* [RECORDED INFORMATION]
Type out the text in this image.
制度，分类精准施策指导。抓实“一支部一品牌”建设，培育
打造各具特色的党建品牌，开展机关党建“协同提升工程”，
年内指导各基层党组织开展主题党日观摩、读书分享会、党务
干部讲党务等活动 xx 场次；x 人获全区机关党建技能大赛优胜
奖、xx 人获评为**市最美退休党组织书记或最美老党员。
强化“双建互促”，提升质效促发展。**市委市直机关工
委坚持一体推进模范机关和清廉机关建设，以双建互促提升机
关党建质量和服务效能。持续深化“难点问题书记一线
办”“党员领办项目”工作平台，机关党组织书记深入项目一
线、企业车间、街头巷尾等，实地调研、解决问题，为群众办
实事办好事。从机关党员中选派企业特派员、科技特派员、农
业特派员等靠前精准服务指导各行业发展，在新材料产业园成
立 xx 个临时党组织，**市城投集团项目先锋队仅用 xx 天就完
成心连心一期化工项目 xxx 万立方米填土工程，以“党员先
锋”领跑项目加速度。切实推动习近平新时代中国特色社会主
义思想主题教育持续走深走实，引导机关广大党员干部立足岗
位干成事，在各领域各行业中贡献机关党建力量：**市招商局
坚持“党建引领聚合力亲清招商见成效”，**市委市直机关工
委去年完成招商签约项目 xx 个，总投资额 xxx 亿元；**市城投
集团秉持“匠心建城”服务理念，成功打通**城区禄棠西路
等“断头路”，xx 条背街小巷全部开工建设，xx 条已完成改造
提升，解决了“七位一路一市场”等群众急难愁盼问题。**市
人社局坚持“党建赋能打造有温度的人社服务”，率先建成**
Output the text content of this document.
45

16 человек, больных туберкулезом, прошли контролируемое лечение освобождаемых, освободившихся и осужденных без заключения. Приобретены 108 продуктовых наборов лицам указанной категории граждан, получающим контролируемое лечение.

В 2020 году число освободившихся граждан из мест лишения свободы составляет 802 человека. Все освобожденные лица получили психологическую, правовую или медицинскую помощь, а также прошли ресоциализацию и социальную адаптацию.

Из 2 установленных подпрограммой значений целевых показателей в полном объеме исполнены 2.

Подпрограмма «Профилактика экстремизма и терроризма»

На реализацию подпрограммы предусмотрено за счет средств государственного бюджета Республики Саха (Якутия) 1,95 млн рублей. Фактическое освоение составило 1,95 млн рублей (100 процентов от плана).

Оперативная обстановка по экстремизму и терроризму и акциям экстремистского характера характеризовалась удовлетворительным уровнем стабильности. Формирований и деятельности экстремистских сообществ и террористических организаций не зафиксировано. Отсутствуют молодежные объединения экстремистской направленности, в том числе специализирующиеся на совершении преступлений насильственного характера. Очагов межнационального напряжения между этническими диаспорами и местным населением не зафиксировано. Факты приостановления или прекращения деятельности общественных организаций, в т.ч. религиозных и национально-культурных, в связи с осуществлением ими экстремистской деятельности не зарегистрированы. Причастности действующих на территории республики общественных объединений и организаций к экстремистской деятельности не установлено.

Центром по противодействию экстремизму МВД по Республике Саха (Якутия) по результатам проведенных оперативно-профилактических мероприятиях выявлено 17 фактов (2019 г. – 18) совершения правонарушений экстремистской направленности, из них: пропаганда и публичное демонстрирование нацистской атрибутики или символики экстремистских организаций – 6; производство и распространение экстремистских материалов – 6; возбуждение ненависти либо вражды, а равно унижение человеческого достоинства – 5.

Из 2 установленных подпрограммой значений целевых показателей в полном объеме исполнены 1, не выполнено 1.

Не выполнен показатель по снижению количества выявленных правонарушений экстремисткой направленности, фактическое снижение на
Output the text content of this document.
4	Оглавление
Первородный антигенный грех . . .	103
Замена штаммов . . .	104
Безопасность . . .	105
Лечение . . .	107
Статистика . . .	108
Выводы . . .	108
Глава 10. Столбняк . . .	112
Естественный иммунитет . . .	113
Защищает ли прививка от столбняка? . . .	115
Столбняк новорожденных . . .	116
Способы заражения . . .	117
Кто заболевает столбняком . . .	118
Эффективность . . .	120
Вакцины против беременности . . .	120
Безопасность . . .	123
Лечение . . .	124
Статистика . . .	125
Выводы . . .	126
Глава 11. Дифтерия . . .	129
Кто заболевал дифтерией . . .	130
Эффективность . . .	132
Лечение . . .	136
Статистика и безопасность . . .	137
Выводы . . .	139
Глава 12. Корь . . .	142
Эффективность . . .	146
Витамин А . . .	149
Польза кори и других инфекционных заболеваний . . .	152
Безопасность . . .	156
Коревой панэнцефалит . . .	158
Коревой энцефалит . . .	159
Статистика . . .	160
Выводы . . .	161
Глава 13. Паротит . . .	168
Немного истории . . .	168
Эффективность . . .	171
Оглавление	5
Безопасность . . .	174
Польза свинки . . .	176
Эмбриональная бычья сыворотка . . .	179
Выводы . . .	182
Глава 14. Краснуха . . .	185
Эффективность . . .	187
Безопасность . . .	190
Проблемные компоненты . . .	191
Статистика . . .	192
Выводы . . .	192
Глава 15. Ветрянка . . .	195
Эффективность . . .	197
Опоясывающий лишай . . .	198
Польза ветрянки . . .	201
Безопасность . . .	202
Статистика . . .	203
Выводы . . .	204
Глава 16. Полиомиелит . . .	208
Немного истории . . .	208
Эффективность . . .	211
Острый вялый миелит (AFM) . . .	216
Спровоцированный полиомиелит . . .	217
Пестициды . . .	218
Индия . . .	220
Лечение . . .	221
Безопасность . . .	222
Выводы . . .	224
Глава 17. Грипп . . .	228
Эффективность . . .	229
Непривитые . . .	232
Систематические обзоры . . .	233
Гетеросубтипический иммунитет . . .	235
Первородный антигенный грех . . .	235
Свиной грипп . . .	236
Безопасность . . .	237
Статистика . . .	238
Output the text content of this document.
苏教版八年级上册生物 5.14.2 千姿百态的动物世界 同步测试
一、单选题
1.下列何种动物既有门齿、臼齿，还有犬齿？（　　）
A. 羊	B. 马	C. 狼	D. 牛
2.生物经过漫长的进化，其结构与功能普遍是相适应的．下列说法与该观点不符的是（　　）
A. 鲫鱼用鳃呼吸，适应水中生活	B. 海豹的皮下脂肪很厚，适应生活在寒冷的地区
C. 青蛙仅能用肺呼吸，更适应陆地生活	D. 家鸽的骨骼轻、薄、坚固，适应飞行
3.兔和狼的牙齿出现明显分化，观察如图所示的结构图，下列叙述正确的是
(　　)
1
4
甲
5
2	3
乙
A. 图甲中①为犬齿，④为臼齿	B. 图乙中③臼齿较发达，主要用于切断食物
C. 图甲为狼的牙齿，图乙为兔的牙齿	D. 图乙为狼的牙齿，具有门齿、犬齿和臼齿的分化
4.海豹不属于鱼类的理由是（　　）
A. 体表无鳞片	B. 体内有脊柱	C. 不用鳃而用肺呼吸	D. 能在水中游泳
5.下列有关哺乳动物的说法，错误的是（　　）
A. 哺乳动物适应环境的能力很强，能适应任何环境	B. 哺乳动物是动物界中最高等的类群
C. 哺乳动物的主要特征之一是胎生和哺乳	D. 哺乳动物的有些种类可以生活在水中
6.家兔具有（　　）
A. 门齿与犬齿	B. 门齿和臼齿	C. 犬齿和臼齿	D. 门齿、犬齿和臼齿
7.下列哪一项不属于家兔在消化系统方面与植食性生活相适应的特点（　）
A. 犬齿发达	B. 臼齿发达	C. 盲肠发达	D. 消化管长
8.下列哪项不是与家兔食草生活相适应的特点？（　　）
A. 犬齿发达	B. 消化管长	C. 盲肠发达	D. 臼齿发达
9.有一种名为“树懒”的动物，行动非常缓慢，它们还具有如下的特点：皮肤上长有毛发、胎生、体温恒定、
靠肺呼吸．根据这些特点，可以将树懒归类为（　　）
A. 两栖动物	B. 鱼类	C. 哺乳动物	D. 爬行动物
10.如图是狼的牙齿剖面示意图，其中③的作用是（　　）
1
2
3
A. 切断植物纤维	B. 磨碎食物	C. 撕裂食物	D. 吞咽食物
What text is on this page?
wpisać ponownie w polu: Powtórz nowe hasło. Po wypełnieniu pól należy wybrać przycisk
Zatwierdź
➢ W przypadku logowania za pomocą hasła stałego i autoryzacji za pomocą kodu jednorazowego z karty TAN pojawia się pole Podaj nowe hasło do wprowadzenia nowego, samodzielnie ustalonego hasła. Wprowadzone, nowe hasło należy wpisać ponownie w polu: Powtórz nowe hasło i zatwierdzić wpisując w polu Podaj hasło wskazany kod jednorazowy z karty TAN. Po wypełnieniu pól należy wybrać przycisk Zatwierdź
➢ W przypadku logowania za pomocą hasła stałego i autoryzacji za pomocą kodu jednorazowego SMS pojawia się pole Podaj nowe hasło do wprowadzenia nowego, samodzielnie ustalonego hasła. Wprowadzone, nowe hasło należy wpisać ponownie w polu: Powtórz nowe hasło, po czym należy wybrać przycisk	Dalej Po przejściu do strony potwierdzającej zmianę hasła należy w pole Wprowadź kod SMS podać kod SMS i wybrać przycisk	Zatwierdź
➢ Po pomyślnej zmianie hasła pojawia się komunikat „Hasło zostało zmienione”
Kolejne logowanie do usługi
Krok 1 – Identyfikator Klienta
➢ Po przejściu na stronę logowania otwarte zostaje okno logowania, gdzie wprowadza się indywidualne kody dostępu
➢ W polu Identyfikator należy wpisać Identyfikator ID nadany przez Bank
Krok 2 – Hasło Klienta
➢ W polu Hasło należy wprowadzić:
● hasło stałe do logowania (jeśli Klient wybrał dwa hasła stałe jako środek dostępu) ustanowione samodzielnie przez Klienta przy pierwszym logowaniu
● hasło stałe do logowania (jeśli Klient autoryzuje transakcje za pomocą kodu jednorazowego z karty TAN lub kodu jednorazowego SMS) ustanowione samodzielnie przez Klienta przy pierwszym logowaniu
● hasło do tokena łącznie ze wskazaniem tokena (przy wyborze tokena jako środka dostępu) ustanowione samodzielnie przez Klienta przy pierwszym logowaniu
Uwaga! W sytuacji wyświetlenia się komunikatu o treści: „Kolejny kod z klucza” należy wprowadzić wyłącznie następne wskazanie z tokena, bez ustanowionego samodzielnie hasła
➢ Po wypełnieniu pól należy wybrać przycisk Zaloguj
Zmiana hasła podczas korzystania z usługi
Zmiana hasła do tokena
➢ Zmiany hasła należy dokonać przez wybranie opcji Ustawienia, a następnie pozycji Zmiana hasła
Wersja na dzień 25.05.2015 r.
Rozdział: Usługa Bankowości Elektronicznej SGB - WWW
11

* [WRITTEN REQUEST]
Pick out each line in the material containing "przycisk".

* [COMPLETE ANSWER]
wpisać ponownie w polu: Powtórz nowe hasło. Po wypełnieniu pól należy wybrać przycisk
➢ W przypadku logowania za pomocą hasła stałego i autoryzacji za pomocą kodu jednorazowego z karty TAN pojawia się pole Podaj nowe hasło do wprowadzenia nowego, samodzielnie ustalonego hasła. Wprowadzone, nowe hasło należy wpisać ponownie w polu: Powtórz nowe hasło i zatwierdzić wpisując w polu Podaj hasło wskazany kod jednorazowy z karty TAN. Po wypełnieniu pól należy wybrać przycisk Zatwierdź
➢ W przypadku logowania za pomocą hasła stałego i autoryzacji za pomocą kodu jednorazowego SMS pojawia się pole Podaj nowe hasło do wprowadzenia nowego, samodzielnie ustalonego hasła. Wprowadzone, nowe hasło należy wpisać ponownie w polu: Powtórz nowe hasło, po czym należy wybrać przycisk	Dalej Po przejściu do strony potwierdzającej zmianę hasła należy w pole Wprowadź kod SMS podać kod SMS i wybrać przycisk	Zatwierdź
➢ Po wypełnieniu pól należy wybrać przycisk Zaloguj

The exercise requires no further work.